Task requirements: Every record below should be printed exactly as given.

Stored data entries:
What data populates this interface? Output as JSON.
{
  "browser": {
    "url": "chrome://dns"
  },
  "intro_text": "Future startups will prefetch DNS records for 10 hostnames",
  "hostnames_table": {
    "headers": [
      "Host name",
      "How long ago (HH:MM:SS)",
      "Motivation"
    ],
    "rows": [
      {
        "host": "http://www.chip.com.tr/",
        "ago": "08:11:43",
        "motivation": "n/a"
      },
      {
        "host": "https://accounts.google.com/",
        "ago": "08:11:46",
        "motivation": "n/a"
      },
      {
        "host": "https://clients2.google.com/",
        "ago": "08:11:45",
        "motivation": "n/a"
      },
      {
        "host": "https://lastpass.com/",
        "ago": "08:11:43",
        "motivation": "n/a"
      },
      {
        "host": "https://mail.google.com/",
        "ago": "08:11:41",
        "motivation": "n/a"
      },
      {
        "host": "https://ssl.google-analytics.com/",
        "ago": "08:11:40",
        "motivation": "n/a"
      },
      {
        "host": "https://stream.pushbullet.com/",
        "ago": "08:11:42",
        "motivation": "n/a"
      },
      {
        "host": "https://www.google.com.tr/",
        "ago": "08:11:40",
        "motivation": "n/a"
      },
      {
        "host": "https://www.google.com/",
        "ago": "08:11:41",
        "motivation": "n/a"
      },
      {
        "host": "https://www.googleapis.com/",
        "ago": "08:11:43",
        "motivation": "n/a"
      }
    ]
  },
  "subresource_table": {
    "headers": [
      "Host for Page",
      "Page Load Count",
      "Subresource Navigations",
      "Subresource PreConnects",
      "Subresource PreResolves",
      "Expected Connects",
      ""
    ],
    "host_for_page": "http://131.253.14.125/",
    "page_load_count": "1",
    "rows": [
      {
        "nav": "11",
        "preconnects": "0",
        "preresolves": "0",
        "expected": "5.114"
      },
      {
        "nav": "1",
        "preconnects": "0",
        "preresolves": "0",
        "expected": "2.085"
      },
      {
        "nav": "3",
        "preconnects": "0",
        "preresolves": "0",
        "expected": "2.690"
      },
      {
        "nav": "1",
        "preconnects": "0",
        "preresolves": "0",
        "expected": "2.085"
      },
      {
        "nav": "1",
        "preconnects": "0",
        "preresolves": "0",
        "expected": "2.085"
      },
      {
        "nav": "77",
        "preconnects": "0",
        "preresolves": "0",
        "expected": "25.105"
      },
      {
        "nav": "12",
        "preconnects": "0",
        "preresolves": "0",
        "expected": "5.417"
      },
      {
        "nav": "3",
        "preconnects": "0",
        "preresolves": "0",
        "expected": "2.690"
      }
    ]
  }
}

Complete response:
What data populates this interface? Output as JSON.
{
  "browser": {
    "url": "chrome://dns"
  },
  "intro_text": "Future startups will prefetch DNS records for 10 hostnames",
  "hostnames_table": {
    "headers": [
      "Host name",
      "How long ago (HH:MM:SS)",
      "Motivation"
    ],
    "rows": [
      {
        "host": "http://www.chip.com.tr/",
        "ago": "08:11:43",
        "motivation": "n/a"
      },
      {
        "host": "https://accounts.google.com/",
        "ago": "08:11:46",
        "motivation": "n/a"
      },
      {
        "host": "https://clients2.google.com/",
        "ago": "08:11:45",
        "motivation": "n/a"
      },
      {
        "host": "https://lastpass.com/",
        "ago": "08:11:43",
        "motivation": "n/a"
      },
      {
        "host": "https://mail.google.com/",
        "ago": "08:11:41",
        "motivation": "n/a"
      },
      {
        "host": "https://ssl.google-analytics.com/",
        "ago": "08:11:40",
        "motivation": "n/a"
      },
      {
        "host": "https://stream.pushbullet.com/",
        "ago": "08:11:42",
        "motivation": "n/a"
      },
      {
        "host": "https://www.google.com.tr/",
        "ago": "08:11:40",
        "motivation": "n/a"
      },
      {
        "host": "https://www.google.com/",
        "ago": "08:11:41",
        "motivation": "n/a"
      },
      {
        "host": "https://www.googleapis.com/",
        "ago": "08:11:43",
        "motivation": "n/a"
      }
    ]
  },
  "subresource_table": {
    "headers": [
      "Host for Page",
      "Page Load Count",
      "Subresource Navigations",
      "Subresource PreConnects",
      "Subresource PreResolves",
      "Expected Connects",
      ""
    ],
    "host_for_page": "http://131.253.14.125/",
    "page_load_count": "1",
    "rows": [
      {
        "nav": "11",
        "preconnects": "0",
        "preresolves": "0",
        "expected": "5.114"
      },
      {
        "nav": "1",
        "preconnects": "0",
        "preresolves": "0",
        "expected": "2.085"
      },
      {
        "nav": "3",
        "preconnects": "0",
        "preresolves": "0",
        "expected": "2.690"
      },
      {
        "nav": "1",
        "preconnects": "0",
        "preresolves": "0",
        "expected": "2.085"
      },
      {
        "nav": "1",
        "preconnects": "0",
        "preresolves": "0",
        "expected": "2.085"
      },
      {
        "nav": "77",
        "preconnects": "0",
        "preresolves": "0",
        "expected": "25.105"
      },
      {
        "nav": "12",
        "preconnects": "0",
        "preresolves": "0",
        "expected": "5.417"
      },
      {
        "nav": "3",
        "preconnects": "0",
        "preresolves": "0",
        "expected": "2.690"
      }
    ]
  }
}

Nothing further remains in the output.